#### DATASET RECORDS

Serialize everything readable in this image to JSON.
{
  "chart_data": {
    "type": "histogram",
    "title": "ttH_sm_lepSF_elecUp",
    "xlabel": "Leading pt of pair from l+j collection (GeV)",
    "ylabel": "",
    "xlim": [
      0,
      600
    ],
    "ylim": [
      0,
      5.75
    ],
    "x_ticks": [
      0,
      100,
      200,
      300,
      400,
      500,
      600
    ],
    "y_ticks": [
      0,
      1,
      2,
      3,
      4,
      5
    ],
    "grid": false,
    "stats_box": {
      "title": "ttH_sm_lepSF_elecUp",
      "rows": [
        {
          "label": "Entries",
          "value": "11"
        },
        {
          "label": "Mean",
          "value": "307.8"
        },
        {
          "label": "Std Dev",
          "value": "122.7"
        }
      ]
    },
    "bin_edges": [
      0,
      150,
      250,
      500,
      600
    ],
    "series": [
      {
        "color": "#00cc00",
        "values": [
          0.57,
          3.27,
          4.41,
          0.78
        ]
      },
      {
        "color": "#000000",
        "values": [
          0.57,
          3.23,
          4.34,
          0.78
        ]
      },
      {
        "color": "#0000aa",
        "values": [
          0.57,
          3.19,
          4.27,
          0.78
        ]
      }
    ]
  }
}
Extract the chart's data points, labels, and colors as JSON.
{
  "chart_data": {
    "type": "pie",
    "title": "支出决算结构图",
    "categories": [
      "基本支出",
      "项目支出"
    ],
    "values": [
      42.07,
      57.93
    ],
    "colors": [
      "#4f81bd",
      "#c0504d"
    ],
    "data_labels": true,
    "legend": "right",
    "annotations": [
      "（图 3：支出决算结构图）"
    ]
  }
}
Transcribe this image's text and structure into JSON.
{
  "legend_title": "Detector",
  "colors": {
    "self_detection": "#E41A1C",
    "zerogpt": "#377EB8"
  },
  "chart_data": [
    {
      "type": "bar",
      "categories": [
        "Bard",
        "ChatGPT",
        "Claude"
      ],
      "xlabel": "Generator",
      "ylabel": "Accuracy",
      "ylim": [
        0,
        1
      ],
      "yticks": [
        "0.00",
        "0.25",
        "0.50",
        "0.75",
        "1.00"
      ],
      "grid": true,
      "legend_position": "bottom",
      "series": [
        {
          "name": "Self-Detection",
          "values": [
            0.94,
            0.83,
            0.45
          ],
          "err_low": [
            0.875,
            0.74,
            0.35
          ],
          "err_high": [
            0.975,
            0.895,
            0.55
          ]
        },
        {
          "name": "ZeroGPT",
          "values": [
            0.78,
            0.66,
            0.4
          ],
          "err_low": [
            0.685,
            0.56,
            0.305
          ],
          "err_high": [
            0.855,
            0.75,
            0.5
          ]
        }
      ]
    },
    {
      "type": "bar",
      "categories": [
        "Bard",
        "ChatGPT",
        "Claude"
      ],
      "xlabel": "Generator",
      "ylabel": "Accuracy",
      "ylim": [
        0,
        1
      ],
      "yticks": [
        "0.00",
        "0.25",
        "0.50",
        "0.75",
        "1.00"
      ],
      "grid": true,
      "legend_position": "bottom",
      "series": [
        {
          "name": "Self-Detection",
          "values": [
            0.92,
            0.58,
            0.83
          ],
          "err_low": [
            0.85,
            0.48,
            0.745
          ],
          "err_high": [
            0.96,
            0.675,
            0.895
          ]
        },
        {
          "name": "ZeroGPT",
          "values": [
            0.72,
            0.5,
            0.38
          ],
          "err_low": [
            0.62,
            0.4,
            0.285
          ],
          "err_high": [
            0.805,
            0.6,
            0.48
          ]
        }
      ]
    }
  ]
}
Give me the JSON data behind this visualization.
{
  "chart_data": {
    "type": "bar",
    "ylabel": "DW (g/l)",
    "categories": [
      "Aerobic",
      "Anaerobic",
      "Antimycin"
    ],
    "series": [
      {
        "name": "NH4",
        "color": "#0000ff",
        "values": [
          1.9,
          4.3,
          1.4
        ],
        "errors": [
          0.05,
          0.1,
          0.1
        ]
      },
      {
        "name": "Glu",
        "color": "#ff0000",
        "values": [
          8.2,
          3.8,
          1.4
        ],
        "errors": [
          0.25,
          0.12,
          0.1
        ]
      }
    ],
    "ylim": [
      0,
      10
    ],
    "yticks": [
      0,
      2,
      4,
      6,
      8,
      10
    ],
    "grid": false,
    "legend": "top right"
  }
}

########

WHAT IS ASKED
Provide all the records again, word for word.

ANSWER TO THIS PROBLEM
Serialize everything readable in this image to JSON.
{
  "chart_data": {
    "type": "histogram",
    "title": "ttH_sm_lepSF_elecUp",
    "xlabel": "Leading pt of pair from l+j collection (GeV)",
    "ylabel": "",
    "xlim": [
      0,
      600
    ],
    "ylim": [
      0,
      5.75
    ],
    "x_ticks": [
      0,
      100,
      200,
      300,
      400,
      500,
      600
    ],
    "y_ticks": [
      0,
      1,
      2,
      3,
      4,
      5
    ],
    "grid": false,
    "stats_box": {
      "title": "ttH_sm_lepSF_elecUp",
      "rows": [
        {
          "label": "Entries",
          "value": "11"
        },
        {
          "label": "Mean",
          "value": "307.8"
        },
        {
          "label": "Std Dev",
          "value": "122.7"
        }
      ]
    },
    "bin_edges": [
      0,
      150,
      250,
      500,
      600
    ],
    "series": [
      {
        "color": "#00cc00",
        "values": [
          0.57,
          3.27,
          4.41,
          0.78
        ]
      },
      {
        "color": "#000000",
        "values": [
          0.57,
          3.23,
          4.34,
          0.78
        ]
      },
      {
        "color": "#0000aa",
        "values": [
          0.57,
          3.19,
          4.27,
          0.78
        ]
      }
    ]
  }
}
Extract the chart's data points, labels, and colors as JSON.
{
  "chart_data": {
    "type": "pie",
    "title": "支出决算结构图",
    "categories": [
      "基本支出",
      "项目支出"
    ],
    "values": [
      42.07,
      57.93
    ],
    "colors": [
      "#4f81bd",
      "#c0504d"
    ],
    "data_labels": true,
    "legend": "right",
    "annotations": [
      "（图 3：支出决算结构图）"
    ]
  }
}
Transcribe this image's text and structure into JSON.
{
  "legend_title": "Detector",
  "colors": {
    "self_detection": "#E41A1C",
    "zerogpt": "#377EB8"
  },
  "chart_data": [
    {
      "type": "bar",
      "categories": [
        "Bard",
        "ChatGPT",
        "Claude"
      ],
      "xlabel": "Generator",
      "ylabel": "Accuracy",
      "ylim": [
        0,
        1
      ],
      "yticks": [
        "0.00",
        "0.25",
        "0.50",
        "0.75",
        "1.00"
      ],
      "grid": true,
      "legend_position": "bottom",
      "series": [
        {
          "name": "Self-Detection",
          "values": [
            0.94,
            0.83,
            0.45
          ],
          "err_low": [
            0.875,
            0.74,
            0.35
          ],
          "err_high": [
            0.975,
            0.895,
            0.55
          ]
        },
        {
          "name": "ZeroGPT",
          "values": [
            0.78,
            0.66,
            0.4
          ],
          "err_low": [
            0.685,
            0.56,
            0.305
          ],
          "err_high": [
            0.855,
            0.75,
            0.5
          ]
        }
      ]
    },
    {
      "type": "bar",
      "categories": [
        "Bard",
        "ChatGPT",
        "Claude"
      ],
      "xlabel": "Generator",
      "ylabel": "Accuracy",
      "ylim": [
        0,
        1
      ],
      "yticks": [
        "0.00",
        "0.25",
        "0.50",
        "0.75",
        "1.00"
      ],
      "grid": true,
      "legend_position": "bottom",
      "series": [
        {
          "name": "Self-Detection",
          "values": [
            0.92,
            0.58,
            0.83
          ],
          "err_low": [
            0.85,
            0.48,
            0.745
          ],
          "err_high": [
            0.96,
            0.675,
            0.895
          ]
        },
        {
          "name": "ZeroGPT",
          "values": [
            0.72,
            0.5,
            0.38
          ],
          "err_low": [
            0.62,
            0.4,
            0.285
          ],
          "err_high": [
            0.805,
            0.6,
            0.48
          ]
        }
      ]
    }
  ]
}
Give me the JSON data behind this visualization.
{
  "chart_data": {
    "type": "bar",
    "ylabel": "DW (g/l)",
    "categories": [
      "Aerobic",
      "Anaerobic",
      "Antimycin"
    ],
    "series": [
      {
        "name": "NH4",
        "color": "#0000ff",
        "values": [
          1.9,
          4.3,
          1.4
        ],
        "errors": [
          0.05,
          0.1,
          0.1
        ]
      },
      {
        "name": "Glu",
        "color": "#ff0000",
        "values": [
          8.2,
          3.8,
          1.4
        ],
        "errors": [
          0.25,
          0.12,
          0.1
        ]
      }
    ],
    "ylim": [
      0,
      10
    ],
    "yticks": [
      0,
      2,
      4,
      6,
      8,
      10
    ],
    "grid": false,
    "legend": "top right"
  }
}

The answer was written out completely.